--- BEGIN Data for processing ---

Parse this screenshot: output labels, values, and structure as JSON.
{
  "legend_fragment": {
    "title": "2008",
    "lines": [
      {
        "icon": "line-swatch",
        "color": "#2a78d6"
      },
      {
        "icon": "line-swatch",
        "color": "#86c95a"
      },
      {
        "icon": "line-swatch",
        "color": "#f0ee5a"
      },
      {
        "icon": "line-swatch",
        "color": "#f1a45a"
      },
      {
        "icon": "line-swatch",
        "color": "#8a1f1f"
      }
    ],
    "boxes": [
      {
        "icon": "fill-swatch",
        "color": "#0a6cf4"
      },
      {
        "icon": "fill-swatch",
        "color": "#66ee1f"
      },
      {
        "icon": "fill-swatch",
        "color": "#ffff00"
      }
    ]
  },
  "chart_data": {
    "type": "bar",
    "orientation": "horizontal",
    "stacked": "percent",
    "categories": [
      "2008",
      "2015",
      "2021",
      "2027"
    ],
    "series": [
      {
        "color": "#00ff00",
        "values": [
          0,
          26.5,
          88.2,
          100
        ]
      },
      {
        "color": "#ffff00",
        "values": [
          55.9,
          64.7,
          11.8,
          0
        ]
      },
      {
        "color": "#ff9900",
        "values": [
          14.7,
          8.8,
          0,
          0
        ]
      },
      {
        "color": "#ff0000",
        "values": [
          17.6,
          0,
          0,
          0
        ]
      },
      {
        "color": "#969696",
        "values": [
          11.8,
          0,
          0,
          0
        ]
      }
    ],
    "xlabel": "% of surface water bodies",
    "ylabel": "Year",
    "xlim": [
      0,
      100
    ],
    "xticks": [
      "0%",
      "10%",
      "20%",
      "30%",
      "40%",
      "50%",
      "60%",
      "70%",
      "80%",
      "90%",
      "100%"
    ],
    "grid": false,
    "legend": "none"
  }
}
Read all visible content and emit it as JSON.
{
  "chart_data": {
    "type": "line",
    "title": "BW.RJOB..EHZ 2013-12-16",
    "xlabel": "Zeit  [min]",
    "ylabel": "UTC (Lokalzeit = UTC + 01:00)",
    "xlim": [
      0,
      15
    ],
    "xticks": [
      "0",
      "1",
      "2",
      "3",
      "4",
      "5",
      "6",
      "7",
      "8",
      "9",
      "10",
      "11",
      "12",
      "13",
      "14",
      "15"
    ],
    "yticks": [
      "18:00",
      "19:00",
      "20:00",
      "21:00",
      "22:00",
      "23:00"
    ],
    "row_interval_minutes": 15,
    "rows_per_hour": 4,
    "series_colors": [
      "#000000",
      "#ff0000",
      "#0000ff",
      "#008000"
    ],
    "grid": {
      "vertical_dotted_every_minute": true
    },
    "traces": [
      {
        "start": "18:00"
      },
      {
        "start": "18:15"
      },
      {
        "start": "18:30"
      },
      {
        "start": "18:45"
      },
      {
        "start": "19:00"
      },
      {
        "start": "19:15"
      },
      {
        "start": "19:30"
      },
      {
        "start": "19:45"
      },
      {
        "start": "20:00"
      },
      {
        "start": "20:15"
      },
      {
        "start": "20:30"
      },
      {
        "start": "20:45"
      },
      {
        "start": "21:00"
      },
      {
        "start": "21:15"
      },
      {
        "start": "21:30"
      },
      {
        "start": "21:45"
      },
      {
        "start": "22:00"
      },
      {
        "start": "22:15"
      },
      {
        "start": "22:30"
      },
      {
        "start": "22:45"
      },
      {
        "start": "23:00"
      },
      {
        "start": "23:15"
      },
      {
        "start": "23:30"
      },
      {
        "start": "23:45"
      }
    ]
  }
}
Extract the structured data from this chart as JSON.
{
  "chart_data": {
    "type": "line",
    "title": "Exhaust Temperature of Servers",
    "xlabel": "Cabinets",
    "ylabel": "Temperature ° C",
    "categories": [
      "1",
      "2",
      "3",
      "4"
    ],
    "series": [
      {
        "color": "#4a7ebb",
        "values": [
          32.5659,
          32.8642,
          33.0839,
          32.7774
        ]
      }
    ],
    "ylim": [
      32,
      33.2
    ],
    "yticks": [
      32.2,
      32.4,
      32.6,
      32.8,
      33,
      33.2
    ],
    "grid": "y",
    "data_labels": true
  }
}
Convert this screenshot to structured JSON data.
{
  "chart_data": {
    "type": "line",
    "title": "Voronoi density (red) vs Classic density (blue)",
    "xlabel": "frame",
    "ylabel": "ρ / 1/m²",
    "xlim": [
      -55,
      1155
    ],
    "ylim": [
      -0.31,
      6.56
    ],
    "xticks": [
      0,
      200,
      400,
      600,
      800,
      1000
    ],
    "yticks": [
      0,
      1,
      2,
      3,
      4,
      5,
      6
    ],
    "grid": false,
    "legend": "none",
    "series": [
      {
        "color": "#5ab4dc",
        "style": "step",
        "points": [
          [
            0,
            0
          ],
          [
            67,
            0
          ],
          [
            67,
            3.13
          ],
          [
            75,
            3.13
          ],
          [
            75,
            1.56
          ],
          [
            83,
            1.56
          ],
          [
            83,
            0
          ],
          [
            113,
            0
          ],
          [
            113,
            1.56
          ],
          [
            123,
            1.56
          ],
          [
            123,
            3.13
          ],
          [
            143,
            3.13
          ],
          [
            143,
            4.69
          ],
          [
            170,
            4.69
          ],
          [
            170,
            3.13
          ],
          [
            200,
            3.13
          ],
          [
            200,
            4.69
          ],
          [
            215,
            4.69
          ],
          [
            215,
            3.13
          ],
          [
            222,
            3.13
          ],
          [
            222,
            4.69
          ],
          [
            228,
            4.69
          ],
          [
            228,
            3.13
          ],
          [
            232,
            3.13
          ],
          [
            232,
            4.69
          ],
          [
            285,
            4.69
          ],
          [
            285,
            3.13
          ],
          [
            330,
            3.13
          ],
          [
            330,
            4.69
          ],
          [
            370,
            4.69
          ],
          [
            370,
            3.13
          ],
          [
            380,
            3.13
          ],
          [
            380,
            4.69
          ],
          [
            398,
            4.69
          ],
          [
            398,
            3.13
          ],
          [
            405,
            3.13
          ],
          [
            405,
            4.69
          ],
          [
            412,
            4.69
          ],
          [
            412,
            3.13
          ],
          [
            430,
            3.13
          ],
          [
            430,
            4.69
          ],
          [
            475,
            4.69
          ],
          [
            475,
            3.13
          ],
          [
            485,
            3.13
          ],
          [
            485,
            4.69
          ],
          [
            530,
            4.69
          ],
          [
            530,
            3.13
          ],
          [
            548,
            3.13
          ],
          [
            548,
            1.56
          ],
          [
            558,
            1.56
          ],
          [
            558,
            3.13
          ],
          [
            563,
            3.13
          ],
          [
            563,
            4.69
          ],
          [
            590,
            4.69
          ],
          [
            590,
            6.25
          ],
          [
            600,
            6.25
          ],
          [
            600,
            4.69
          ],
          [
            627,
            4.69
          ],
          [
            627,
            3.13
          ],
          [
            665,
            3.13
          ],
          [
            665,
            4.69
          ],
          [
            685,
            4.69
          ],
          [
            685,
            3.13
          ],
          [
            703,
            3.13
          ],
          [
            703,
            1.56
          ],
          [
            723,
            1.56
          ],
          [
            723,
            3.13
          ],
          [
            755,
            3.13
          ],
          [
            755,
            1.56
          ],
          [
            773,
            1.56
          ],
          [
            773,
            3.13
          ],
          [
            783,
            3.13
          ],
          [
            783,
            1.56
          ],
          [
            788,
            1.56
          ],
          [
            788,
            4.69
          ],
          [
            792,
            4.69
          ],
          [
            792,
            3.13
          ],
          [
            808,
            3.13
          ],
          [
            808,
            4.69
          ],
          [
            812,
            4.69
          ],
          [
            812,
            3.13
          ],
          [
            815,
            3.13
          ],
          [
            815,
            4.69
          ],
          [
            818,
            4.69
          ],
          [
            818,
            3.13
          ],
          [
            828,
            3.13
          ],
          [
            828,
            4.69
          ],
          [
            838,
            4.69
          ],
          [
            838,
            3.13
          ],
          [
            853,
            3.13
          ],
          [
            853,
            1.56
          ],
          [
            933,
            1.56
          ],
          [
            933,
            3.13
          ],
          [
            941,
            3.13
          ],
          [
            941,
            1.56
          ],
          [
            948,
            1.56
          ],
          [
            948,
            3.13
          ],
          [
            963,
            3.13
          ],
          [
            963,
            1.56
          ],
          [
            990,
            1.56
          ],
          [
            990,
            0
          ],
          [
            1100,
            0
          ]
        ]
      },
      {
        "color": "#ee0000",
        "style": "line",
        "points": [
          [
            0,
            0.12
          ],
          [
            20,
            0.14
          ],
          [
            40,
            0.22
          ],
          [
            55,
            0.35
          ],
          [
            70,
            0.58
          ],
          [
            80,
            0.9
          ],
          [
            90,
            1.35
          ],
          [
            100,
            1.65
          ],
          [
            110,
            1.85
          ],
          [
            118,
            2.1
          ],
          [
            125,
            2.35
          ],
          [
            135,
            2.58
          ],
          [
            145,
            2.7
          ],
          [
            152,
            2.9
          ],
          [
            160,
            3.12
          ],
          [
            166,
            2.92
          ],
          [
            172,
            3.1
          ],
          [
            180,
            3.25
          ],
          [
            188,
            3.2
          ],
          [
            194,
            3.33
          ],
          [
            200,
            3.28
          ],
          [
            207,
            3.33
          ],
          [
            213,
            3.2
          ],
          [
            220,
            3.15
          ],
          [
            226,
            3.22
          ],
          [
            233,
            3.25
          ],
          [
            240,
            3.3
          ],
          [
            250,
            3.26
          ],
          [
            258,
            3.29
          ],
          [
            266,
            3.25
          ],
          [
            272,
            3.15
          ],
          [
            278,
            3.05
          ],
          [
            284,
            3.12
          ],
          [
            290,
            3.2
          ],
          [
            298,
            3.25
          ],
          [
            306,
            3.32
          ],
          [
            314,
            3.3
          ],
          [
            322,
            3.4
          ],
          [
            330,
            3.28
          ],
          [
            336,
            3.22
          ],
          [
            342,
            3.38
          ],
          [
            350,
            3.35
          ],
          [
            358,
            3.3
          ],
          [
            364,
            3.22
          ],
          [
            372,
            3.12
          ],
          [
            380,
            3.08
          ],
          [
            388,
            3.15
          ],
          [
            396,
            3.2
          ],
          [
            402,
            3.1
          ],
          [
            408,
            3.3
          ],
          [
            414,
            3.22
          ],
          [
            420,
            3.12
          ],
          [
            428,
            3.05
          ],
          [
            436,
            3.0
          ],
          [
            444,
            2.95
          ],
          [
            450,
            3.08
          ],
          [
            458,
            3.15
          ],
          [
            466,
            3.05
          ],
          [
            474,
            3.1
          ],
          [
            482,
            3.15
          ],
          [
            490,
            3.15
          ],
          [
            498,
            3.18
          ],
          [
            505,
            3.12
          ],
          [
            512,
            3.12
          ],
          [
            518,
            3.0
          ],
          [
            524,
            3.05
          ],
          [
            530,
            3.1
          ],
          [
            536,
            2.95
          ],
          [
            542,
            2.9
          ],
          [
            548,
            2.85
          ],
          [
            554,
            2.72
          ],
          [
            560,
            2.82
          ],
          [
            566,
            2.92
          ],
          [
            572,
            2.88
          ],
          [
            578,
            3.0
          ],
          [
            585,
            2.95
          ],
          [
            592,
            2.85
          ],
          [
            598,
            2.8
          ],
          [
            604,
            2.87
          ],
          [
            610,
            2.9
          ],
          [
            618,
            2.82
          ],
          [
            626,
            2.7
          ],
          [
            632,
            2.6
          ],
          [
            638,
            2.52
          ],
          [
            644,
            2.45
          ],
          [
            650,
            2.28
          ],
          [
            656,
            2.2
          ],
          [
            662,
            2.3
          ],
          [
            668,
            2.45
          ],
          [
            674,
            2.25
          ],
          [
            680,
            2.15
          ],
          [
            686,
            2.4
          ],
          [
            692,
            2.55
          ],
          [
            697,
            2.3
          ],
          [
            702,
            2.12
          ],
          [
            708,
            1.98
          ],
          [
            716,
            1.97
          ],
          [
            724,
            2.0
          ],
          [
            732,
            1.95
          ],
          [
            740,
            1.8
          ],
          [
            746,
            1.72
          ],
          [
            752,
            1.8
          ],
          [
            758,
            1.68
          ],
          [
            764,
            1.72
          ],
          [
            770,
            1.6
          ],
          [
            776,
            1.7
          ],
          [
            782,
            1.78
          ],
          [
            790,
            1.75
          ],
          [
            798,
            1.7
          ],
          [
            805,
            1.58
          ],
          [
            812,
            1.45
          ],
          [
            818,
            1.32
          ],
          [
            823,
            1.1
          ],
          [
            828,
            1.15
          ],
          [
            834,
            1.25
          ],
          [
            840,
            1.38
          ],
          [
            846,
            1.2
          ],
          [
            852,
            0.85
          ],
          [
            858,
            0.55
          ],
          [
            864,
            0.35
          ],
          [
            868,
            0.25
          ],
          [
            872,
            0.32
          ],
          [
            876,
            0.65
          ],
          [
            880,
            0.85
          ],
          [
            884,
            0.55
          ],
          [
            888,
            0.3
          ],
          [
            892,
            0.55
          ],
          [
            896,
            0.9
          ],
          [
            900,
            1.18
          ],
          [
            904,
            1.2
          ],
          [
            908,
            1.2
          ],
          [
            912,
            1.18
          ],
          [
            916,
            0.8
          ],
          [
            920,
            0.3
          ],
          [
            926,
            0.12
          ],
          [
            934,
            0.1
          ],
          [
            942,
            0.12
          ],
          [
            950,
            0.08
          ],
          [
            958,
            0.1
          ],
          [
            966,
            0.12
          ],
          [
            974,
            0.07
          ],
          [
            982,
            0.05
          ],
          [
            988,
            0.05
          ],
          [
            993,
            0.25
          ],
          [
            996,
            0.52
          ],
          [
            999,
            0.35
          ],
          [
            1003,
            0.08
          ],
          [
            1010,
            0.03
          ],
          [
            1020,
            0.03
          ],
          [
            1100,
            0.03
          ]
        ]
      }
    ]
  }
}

--- END Data for processing ---

Pull out each line containing the word "Temperature" and copy it.

● Result:
    "title": "Exhaust Temperature of Servers",
    "ylabel": "Temperature ° C",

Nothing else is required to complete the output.